(Chart and figure data)
....
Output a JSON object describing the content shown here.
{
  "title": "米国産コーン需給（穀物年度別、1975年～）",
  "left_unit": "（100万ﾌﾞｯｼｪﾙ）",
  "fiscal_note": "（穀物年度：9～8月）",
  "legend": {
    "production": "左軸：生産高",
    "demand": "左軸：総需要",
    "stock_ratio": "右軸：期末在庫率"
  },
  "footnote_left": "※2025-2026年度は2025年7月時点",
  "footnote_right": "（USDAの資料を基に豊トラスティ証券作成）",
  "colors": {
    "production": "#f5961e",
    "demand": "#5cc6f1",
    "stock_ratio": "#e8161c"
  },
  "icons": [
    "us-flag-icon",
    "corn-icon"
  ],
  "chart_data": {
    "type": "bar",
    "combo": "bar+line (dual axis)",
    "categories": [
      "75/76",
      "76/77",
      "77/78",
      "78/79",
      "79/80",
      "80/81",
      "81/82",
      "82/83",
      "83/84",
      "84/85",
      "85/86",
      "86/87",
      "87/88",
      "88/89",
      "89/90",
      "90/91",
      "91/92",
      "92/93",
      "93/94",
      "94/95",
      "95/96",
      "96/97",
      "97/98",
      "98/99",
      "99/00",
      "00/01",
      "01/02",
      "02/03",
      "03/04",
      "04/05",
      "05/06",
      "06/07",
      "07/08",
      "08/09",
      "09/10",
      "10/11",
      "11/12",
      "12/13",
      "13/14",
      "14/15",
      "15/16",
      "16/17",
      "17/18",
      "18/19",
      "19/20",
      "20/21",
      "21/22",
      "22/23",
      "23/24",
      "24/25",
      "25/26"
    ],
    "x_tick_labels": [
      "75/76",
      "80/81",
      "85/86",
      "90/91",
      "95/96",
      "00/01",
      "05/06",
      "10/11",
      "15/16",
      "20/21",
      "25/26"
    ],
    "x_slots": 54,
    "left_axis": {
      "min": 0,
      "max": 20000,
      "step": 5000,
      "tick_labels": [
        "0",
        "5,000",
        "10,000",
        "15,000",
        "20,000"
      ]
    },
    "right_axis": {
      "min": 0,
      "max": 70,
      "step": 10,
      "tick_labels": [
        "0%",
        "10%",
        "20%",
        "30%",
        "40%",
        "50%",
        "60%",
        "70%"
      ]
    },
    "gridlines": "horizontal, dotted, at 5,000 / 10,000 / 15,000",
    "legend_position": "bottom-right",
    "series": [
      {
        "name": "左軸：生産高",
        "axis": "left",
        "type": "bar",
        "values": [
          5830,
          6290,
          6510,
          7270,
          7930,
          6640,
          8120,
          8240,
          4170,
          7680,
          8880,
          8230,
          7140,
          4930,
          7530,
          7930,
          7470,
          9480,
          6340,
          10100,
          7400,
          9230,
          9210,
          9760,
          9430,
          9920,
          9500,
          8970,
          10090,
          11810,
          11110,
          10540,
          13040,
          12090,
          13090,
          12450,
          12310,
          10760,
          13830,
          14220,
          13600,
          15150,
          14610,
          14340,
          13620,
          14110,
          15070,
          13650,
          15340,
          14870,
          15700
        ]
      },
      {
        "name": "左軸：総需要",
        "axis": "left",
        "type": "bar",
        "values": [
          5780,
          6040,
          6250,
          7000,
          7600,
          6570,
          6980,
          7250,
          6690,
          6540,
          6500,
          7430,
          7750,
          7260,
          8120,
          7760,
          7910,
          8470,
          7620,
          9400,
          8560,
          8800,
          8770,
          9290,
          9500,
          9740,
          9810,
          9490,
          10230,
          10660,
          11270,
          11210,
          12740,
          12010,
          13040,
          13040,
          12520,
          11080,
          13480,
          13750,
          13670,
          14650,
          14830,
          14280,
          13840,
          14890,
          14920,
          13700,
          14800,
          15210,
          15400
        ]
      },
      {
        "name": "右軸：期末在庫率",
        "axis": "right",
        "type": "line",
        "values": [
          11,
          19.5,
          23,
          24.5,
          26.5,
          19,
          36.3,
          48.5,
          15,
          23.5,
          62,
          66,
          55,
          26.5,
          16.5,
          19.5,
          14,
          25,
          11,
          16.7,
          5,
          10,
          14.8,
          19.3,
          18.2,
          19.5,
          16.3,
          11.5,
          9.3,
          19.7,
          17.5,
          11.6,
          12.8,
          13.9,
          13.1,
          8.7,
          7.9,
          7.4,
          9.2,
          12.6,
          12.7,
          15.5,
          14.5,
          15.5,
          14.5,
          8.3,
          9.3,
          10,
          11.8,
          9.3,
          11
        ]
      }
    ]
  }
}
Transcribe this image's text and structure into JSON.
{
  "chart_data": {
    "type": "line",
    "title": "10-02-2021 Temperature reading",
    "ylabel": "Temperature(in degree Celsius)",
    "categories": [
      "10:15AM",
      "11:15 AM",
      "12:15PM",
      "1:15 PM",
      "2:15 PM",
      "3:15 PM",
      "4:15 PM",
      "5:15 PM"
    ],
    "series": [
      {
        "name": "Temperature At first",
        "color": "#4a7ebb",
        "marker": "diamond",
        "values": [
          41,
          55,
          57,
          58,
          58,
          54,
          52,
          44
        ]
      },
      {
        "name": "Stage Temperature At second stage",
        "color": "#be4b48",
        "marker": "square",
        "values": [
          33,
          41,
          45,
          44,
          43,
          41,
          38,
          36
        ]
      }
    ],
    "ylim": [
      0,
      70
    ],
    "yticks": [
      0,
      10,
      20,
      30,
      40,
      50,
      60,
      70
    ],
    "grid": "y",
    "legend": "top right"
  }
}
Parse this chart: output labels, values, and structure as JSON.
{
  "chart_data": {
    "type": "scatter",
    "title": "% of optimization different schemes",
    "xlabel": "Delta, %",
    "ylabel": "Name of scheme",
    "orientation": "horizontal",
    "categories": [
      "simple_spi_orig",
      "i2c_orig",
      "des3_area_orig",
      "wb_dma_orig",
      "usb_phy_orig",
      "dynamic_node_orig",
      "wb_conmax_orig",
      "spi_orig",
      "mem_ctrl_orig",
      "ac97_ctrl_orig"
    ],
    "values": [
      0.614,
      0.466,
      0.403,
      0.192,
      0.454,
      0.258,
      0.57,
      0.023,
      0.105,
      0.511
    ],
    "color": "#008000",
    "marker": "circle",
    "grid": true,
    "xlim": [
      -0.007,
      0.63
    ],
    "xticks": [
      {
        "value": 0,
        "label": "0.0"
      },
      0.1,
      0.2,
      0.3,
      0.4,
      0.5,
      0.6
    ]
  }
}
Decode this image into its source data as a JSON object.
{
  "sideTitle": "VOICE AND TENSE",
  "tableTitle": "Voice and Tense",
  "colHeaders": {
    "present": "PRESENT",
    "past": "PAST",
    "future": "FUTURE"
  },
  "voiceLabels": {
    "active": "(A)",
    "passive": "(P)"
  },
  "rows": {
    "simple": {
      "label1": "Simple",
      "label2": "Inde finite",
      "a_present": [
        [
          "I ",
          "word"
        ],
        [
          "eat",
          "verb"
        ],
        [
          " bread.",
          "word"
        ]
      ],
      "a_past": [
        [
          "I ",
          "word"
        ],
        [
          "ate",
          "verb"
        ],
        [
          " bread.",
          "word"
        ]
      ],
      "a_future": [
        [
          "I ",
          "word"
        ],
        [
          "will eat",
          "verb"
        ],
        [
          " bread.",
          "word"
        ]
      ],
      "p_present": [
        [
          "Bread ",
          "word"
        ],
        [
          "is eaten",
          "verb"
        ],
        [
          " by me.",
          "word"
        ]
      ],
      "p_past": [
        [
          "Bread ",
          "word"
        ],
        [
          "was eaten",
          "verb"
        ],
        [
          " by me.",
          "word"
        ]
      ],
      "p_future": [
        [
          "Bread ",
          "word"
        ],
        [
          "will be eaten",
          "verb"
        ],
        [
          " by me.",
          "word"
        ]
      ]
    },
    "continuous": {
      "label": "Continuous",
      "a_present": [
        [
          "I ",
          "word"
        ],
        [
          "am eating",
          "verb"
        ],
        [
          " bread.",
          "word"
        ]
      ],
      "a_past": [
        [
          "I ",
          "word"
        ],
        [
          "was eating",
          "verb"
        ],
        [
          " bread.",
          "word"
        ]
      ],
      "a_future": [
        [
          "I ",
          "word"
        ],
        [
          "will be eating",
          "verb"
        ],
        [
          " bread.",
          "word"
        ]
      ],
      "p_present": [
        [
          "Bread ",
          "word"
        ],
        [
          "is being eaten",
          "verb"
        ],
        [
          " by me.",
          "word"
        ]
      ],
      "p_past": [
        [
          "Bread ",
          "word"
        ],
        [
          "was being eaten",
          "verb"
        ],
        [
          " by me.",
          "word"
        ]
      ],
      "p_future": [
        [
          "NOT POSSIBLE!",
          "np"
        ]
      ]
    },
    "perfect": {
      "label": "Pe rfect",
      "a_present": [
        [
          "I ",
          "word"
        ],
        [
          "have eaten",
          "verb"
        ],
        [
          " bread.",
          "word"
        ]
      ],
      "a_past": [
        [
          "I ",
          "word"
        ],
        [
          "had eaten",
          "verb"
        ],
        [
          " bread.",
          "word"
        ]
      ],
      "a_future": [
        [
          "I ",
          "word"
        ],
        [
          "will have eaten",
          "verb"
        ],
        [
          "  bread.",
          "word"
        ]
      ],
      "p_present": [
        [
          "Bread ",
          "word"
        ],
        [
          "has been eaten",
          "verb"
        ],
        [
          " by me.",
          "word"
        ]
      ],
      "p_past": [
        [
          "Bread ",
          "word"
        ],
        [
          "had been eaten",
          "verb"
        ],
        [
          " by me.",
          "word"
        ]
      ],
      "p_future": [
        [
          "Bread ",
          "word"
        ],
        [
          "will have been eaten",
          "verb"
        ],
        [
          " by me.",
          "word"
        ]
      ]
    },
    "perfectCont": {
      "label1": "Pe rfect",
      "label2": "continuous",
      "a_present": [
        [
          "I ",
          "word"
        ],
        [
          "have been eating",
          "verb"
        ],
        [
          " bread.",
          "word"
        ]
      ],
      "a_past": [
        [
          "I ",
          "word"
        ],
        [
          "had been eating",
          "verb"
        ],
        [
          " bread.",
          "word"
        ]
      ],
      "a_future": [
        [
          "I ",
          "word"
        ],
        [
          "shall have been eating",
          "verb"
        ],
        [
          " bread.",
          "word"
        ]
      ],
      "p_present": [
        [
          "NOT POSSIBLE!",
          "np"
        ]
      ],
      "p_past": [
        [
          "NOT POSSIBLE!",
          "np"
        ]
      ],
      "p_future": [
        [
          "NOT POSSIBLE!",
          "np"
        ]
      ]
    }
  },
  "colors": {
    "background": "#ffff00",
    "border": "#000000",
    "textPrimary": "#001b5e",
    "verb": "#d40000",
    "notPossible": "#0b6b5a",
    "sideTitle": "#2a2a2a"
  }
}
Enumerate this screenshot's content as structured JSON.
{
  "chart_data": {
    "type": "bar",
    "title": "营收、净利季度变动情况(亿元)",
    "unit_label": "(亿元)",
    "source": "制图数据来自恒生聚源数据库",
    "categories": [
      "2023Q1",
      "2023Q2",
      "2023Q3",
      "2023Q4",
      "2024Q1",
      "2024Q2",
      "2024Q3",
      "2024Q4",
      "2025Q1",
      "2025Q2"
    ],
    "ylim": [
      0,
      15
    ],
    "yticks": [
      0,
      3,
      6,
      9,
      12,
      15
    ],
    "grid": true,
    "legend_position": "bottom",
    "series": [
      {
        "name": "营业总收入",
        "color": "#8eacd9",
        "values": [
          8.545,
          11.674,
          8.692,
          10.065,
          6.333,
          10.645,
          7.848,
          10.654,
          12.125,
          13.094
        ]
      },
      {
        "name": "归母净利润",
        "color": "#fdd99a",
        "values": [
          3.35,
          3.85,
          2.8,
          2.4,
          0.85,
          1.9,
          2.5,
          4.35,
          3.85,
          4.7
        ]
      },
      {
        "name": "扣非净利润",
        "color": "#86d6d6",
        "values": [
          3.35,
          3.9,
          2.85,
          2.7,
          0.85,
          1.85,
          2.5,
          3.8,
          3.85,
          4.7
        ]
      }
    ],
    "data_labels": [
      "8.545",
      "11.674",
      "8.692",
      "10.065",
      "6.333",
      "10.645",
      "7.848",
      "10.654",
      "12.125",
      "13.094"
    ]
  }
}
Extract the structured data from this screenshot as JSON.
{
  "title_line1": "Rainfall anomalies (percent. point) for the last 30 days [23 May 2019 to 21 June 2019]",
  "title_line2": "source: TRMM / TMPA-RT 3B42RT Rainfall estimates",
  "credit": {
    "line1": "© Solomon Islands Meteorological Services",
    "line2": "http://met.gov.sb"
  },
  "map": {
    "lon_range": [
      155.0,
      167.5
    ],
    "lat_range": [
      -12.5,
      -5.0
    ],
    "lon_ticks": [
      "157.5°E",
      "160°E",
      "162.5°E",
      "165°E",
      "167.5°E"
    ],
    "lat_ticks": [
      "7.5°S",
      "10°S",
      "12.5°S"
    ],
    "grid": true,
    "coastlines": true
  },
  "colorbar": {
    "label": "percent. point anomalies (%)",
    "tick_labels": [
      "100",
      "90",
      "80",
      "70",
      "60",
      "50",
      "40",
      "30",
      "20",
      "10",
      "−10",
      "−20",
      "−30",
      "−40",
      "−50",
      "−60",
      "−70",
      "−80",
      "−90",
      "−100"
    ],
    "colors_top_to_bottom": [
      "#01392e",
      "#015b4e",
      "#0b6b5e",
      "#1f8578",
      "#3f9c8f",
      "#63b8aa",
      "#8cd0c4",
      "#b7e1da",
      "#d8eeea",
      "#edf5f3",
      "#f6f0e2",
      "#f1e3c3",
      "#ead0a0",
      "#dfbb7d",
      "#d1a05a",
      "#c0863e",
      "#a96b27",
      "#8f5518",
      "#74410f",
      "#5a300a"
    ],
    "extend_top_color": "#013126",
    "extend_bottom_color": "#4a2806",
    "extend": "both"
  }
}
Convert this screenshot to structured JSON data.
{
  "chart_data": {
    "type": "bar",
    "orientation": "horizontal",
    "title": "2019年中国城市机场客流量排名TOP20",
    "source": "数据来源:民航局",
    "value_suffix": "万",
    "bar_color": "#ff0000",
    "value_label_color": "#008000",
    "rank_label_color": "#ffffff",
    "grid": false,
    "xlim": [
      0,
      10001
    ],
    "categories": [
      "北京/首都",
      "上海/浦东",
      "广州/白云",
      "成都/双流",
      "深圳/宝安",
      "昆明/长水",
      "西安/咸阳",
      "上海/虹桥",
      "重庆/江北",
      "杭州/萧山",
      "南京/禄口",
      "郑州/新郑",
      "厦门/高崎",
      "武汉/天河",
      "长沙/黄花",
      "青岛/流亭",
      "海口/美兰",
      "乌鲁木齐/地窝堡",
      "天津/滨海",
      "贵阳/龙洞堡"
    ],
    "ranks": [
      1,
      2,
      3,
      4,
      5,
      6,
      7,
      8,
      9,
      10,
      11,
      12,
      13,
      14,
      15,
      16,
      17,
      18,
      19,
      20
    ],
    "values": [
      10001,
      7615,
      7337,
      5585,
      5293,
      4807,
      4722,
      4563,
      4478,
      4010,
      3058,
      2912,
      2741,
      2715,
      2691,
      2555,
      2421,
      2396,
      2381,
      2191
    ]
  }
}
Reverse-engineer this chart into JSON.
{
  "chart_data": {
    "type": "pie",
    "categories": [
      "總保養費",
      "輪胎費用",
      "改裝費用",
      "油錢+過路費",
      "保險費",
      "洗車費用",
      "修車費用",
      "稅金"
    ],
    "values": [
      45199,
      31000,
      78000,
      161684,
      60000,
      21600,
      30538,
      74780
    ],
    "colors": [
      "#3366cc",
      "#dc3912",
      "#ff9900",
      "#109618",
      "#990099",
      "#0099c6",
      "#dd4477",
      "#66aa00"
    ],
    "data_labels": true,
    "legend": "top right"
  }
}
....
Which lines above contain the word "screenshot"? Copy each of them.

• _Output of the exercise_:
Enumerate this screenshot's content as structured JSON.
Extract the structured data from this screenshot as JSON.
Convert this screenshot to structured JSON data.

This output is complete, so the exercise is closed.